WRITTEN TASK → Please pull out every line that includes the string "from".
>> BEGIN AVAILABLE DATA
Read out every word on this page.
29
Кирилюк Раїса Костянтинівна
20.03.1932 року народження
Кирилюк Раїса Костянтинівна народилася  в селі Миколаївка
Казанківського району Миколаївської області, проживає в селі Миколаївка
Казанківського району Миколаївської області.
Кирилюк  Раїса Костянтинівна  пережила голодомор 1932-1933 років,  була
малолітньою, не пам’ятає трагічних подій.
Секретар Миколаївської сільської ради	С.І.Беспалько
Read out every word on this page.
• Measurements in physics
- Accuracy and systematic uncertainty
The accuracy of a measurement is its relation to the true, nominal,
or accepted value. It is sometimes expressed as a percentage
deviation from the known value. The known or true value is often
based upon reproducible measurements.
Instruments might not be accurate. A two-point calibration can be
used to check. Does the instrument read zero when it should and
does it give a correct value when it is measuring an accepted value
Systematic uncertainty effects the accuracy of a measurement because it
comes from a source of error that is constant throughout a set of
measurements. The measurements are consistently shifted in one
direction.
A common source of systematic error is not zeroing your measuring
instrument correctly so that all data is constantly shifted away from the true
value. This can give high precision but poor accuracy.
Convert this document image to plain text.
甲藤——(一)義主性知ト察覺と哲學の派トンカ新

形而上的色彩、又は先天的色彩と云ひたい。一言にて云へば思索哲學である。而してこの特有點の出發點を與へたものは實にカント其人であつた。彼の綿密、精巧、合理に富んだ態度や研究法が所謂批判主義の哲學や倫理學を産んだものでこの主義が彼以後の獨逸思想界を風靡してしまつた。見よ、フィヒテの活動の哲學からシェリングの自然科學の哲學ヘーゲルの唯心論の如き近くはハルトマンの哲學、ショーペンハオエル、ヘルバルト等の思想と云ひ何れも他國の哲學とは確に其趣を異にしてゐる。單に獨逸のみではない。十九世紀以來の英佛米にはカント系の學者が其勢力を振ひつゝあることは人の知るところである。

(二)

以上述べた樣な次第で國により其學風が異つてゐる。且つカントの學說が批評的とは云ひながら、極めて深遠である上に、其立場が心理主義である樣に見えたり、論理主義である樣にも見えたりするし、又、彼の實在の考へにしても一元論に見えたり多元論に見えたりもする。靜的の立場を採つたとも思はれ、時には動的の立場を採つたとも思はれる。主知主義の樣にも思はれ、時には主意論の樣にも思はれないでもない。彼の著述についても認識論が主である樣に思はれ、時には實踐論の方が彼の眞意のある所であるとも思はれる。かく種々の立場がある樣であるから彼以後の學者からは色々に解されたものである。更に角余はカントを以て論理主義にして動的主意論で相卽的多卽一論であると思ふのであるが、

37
>> END AVAILABLE DATA
REPLY TO THE TASK →
deviation from the known value. The known or true value is often
comes from a source of error that is constant throughout a set of
instrument correctly so that all data is constantly shifted away from the true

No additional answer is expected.